> THE PROBLEM:
Below is the data. Give it again, complete and exact.

> DATASET ENTRIES:

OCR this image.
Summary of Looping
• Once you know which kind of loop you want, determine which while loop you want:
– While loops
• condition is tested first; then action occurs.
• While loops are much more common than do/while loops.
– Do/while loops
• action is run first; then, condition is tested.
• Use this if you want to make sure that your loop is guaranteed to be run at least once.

> THE ANSWER:
OCR this image.
Summary of Looping
• Once you know which kind of loop you want, determine which while loop you want:
– While loops
• condition is tested first; then action occurs.
• While loops are much more common than do/while loops.
– Do/while loops
• action is run first; then, condition is tested.
• Use this if you want to make sure that your loop is guaranteed to be run at least once.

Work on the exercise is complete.